Aim of the exercise
Copy out the records so that each line matches the original.

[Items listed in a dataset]
"""

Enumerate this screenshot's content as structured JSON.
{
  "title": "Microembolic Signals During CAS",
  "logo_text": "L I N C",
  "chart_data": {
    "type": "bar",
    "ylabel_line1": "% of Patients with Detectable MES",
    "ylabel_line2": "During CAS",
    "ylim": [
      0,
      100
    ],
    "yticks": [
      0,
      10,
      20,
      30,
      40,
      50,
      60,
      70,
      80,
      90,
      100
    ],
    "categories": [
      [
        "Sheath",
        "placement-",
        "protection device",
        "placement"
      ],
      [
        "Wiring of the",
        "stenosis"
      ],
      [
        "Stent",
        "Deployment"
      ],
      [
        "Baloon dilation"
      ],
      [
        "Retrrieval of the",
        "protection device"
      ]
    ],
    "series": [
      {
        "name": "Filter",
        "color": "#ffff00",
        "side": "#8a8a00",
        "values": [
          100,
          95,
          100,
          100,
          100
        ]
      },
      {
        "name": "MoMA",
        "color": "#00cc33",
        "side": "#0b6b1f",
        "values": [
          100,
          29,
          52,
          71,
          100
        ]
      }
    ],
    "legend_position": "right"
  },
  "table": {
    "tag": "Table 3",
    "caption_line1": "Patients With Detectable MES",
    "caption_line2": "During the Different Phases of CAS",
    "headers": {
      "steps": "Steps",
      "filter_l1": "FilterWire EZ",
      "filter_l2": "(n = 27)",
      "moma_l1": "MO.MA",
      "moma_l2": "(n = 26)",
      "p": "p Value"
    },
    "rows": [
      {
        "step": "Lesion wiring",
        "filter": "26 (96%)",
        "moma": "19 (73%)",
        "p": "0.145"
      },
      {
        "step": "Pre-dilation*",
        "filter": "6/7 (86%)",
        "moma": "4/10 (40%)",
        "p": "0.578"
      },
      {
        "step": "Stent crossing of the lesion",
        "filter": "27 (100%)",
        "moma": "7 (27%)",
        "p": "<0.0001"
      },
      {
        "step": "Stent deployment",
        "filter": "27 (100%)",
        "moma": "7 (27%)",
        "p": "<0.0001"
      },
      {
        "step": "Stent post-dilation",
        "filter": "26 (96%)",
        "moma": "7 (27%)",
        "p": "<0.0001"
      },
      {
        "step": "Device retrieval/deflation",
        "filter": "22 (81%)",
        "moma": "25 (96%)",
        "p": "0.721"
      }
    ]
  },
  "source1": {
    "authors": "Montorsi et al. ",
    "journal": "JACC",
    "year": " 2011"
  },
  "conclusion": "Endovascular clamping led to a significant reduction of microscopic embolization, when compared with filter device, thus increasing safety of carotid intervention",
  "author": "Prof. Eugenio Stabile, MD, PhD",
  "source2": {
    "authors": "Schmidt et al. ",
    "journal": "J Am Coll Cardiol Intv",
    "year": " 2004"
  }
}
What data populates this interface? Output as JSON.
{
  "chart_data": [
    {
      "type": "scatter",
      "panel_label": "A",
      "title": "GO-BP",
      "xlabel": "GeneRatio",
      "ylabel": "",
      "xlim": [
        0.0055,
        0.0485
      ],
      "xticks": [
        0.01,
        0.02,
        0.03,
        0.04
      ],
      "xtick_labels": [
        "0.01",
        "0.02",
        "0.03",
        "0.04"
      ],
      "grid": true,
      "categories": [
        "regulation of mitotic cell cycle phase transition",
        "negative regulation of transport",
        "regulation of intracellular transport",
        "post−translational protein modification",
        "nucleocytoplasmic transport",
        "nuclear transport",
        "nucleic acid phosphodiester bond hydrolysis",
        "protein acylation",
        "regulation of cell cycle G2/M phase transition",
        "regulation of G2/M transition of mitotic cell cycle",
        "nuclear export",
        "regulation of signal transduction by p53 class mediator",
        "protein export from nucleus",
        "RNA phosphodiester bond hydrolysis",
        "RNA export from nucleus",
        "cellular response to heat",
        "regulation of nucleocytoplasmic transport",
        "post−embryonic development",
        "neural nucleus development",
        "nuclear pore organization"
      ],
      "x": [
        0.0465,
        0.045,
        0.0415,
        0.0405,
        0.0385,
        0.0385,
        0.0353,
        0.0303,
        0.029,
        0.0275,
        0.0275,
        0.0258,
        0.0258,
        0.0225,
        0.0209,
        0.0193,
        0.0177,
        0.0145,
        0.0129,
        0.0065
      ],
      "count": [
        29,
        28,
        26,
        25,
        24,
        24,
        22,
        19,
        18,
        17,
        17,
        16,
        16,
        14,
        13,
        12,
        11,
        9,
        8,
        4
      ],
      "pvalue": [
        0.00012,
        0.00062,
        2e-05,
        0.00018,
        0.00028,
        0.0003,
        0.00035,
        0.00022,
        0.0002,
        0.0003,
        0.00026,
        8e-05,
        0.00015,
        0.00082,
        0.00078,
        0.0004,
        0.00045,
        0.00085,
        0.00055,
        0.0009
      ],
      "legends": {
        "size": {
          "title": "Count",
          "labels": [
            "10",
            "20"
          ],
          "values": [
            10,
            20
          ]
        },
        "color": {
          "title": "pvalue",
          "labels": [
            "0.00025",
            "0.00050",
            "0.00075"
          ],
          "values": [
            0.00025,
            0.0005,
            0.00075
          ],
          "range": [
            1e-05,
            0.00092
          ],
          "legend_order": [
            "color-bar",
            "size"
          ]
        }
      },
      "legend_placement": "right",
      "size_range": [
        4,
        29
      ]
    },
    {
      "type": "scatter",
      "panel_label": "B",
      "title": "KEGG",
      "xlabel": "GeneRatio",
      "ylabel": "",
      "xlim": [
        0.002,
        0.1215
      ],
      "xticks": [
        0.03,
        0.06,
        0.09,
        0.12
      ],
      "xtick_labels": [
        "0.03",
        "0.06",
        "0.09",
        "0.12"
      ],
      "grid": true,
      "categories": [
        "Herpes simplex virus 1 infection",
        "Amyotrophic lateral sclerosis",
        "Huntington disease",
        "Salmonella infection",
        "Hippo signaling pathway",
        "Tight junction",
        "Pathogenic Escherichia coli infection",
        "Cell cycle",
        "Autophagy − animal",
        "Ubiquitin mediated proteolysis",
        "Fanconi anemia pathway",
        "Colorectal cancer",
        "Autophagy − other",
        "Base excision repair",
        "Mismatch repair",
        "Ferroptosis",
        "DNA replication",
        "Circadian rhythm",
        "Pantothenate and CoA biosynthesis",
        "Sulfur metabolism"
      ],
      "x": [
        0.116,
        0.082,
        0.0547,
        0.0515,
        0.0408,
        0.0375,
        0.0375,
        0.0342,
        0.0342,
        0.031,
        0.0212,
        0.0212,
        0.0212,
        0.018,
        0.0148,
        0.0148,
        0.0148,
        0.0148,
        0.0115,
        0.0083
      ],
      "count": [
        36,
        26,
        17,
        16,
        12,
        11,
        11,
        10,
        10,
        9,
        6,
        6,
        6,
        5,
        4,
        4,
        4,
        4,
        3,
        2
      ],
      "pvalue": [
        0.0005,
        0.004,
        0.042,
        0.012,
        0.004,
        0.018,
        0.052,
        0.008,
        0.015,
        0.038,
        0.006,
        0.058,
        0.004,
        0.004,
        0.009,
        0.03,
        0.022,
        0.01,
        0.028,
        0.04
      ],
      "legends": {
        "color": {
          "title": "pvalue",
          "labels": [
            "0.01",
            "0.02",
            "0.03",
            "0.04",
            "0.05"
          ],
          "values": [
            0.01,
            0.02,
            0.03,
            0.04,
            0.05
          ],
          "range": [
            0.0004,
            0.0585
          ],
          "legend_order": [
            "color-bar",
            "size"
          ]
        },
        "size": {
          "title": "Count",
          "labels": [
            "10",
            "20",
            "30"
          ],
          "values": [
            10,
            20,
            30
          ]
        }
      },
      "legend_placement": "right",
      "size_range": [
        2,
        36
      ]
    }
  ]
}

"""

Result for this exercise
Enumerate this screenshot's content as structured JSON.
{
  "title": "Microembolic Signals During CAS",
  "logo_text": "L I N C",
  "chart_data": {
    "type": "bar",
    "ylabel_line1": "% of Patients with Detectable MES",
    "ylabel_line2": "During CAS",
    "ylim": [
      0,
      100
    ],
    "yticks": [
      0,
      10,
      20,
      30,
      40,
      50,
      60,
      70,
      80,
      90,
      100
    ],
    "categories": [
      [
        "Sheath",
        "placement-",
        "protection device",
        "placement"
      ],
      [
        "Wiring of the",
        "stenosis"
      ],
      [
        "Stent",
        "Deployment"
      ],
      [
        "Baloon dilation"
      ],
      [
        "Retrrieval of the",
        "protection device"
      ]
    ],
    "series": [
      {
        "name": "Filter",
        "color": "#ffff00",
        "side": "#8a8a00",
        "values": [
          100,
          95,
          100,
          100,
          100
        ]
      },
      {
        "name": "MoMA",
        "color": "#00cc33",
        "side": "#0b6b1f",
        "values": [
          100,
          29,
          52,
          71,
          100
        ]
      }
    ],
    "legend_position": "right"
  },
  "table": {
    "tag": "Table 3",
    "caption_line1": "Patients With Detectable MES",
    "caption_line2": "During the Different Phases of CAS",
    "headers": {
      "steps": "Steps",
      "filter_l1": "FilterWire EZ",
      "filter_l2": "(n = 27)",
      "moma_l1": "MO.MA",
      "moma_l2": "(n = 26)",
      "p": "p Value"
    },
    "rows": [
      {
        "step": "Lesion wiring",
        "filter": "26 (96%)",
        "moma": "19 (73%)",
        "p": "0.145"
      },
      {
        "step": "Pre-dilation*",
        "filter": "6/7 (86%)",
        "moma": "4/10 (40%)",
        "p": "0.578"
      },
      {
        "step": "Stent crossing of the lesion",
        "filter": "27 (100%)",
        "moma": "7 (27%)",
        "p": "<0.0001"
      },
      {
        "step": "Stent deployment",
        "filter": "27 (100%)",
        "moma": "7 (27%)",
        "p": "<0.0001"
      },
      {
        "step": "Stent post-dilation",
        "filter": "26 (96%)",
        "moma": "7 (27%)",
        "p": "<0.0001"
      },
      {
        "step": "Device retrieval/deflation",
        "filter": "22 (81%)",
        "moma": "25 (96%)",
        "p": "0.721"
      }
    ]
  },
  "source1": {
    "authors": "Montorsi et al. ",
    "journal": "JACC",
    "year": " 2011"
  },
  "conclusion": "Endovascular clamping led to a significant reduction of microscopic embolization, when compared with filter device, thus increasing safety of carotid intervention",
  "author": "Prof. Eugenio Stabile, MD, PhD",
  "source2": {
    "authors": "Schmidt et al. ",
    "journal": "J Am Coll Cardiol Intv",
    "year": " 2004"
  }
}
What data populates this interface? Output as JSON.
{
  "chart_data": [
    {
      "type": "scatter",
      "panel_label": "A",
      "title": "GO-BP",
      "xlabel": "GeneRatio",
      "ylabel": "",
      "xlim": [
        0.0055,
        0.0485
      ],
      "xticks": [
        0.01,
        0.02,
        0.03,
        0.04
      ],
      "xtick_labels": [
        "0.01",
        "0.02",
        "0.03",
        "0.04"
      ],
      "grid": true,
      "categories": [
        "regulation of mitotic cell cycle phase transition",
        "negative regulation of transport",
        "regulation of intracellular transport",
        "post−translational protein modification",
        "nucleocytoplasmic transport",
        "nuclear transport",
        "nucleic acid phosphodiester bond hydrolysis",
        "protein acylation",
        "regulation of cell cycle G2/M phase transition",
        "regulation of G2/M transition of mitotic cell cycle",
        "nuclear export",
        "regulation of signal transduction by p53 class mediator",
        "protein export from nucleus",
        "RNA phosphodiester bond hydrolysis",
        "RNA export from nucleus",
        "cellular response to heat",
        "regulation of nucleocytoplasmic transport",
        "post−embryonic development",
        "neural nucleus development",
        "nuclear pore organization"
      ],
      "x": [
        0.0465,
        0.045,
        0.0415,
        0.0405,
        0.0385,
        0.0385,
        0.0353,
        0.0303,
        0.029,
        0.0275,
        0.0275,
        0.0258,
        0.0258,
        0.0225,
        0.0209,
        0.0193,
        0.0177,
        0.0145,
        0.0129,
        0.0065
      ],
      "count": [
        29,
        28,
        26,
        25,
        24,
        24,
        22,
        19,
        18,
        17,
        17,
        16,
        16,
        14,
        13,
        12,
        11,
        9,
        8,
        4
      ],
      "pvalue": [
        0.00012,
        0.00062,
        2e-05,
        0.00018,
        0.00028,
        0.0003,
        0.00035,
        0.00022,
        0.0002,
        0.0003,
        0.00026,
        8e-05,
        0.00015,
        0.00082,
        0.00078,
        0.0004,
        0.00045,
        0.00085,
        0.00055,
        0.0009
      ],
      "legends": {
        "size": {
          "title": "Count",
          "labels": [
            "10",
            "20"
          ],
          "values": [
            10,
            20
          ]
        },
        "color": {
          "title": "pvalue",
          "labels": [
            "0.00025",
            "0.00050",
            "0.00075"
          ],
          "values": [
            0.00025,
            0.0005,
            0.00075
          ],
          "range": [
            1e-05,
            0.00092
          ],
          "legend_order": [
            "color-bar",
            "size"
          ]
        }
      },
      "legend_placement": "right",
      "size_range": [
        4,
        29
      ]
    },
    {
      "type": "scatter",
      "panel_label": "B",
      "title": "KEGG",
      "xlabel": "GeneRatio",
      "ylabel": "",
      "xlim": [
        0.002,
        0.1215
      ],
      "xticks": [
        0.03,
        0.06,
        0.09,
        0.12
      ],
      "xtick_labels": [
        "0.03",
        "0.06",
        "0.09",
        "0.12"
      ],
      "grid": true,
      "categories": [
        "Herpes simplex virus 1 infection",
        "Amyotrophic lateral sclerosis",
        "Huntington disease",
        "Salmonella infection",
        "Hippo signaling pathway",
        "Tight junction",
        "Pathogenic Escherichia coli infection",
        "Cell cycle",
        "Autophagy − animal",
        "Ubiquitin mediated proteolysis",
        "Fanconi anemia pathway",
        "Colorectal cancer",
        "Autophagy − other",
        "Base excision repair",
        "Mismatch repair",
        "Ferroptosis",
        "DNA replication",
        "Circadian rhythm",
        "Pantothenate and CoA biosynthesis",
        "Sulfur metabolism"
      ],
      "x": [
        0.116,
        0.082,
        0.0547,
        0.0515,
        0.0408,
        0.0375,
        0.0375,
        0.0342,
        0.0342,
        0.031,
        0.0212,
        0.0212,
        0.0212,
        0.018,
        0.0148,
        0.0148,
        0.0148,
        0.0148,
        0.0115,
        0.0083
      ],
      "count": [
        36,
        26,
        17,
        16,
        12,
        11,
        11,
        10,
        10,
        9,
        6,
        6,
        6,
        5,
        4,
        4,
        4,
        4,
        3,
        2
      ],
      "pvalue": [
        0.0005,
        0.004,
        0.042,
        0.012,
        0.004,
        0.018,
        0.052,
        0.008,
        0.015,
        0.038,
        0.006,
        0.058,
        0.004,
        0.004,
        0.009,
        0.03,
        0.022,
        0.01,
        0.028,
        0.04
      ],
      "legends": {
        "color": {
          "title": "pvalue",
          "labels": [
            "0.01",
            "0.02",
            "0.03",
            "0.04",
            "0.05"
          ],
          "values": [
            0.01,
            0.02,
            0.03,
            0.04,
            0.05
          ],
          "range": [
            0.0004,
            0.0585
          ],
          "legend_order": [
            "color-bar",
            "size"
          ]
        },
        "size": {
          "title": "Count",
          "labels": [
            "10",
            "20",
            "30"
          ],
          "values": [
            10,
            20,
            30
          ]
        }
      },
      "legend_placement": "right",
      "size_range": [
        2,
        36
      ]
    }
  ]
}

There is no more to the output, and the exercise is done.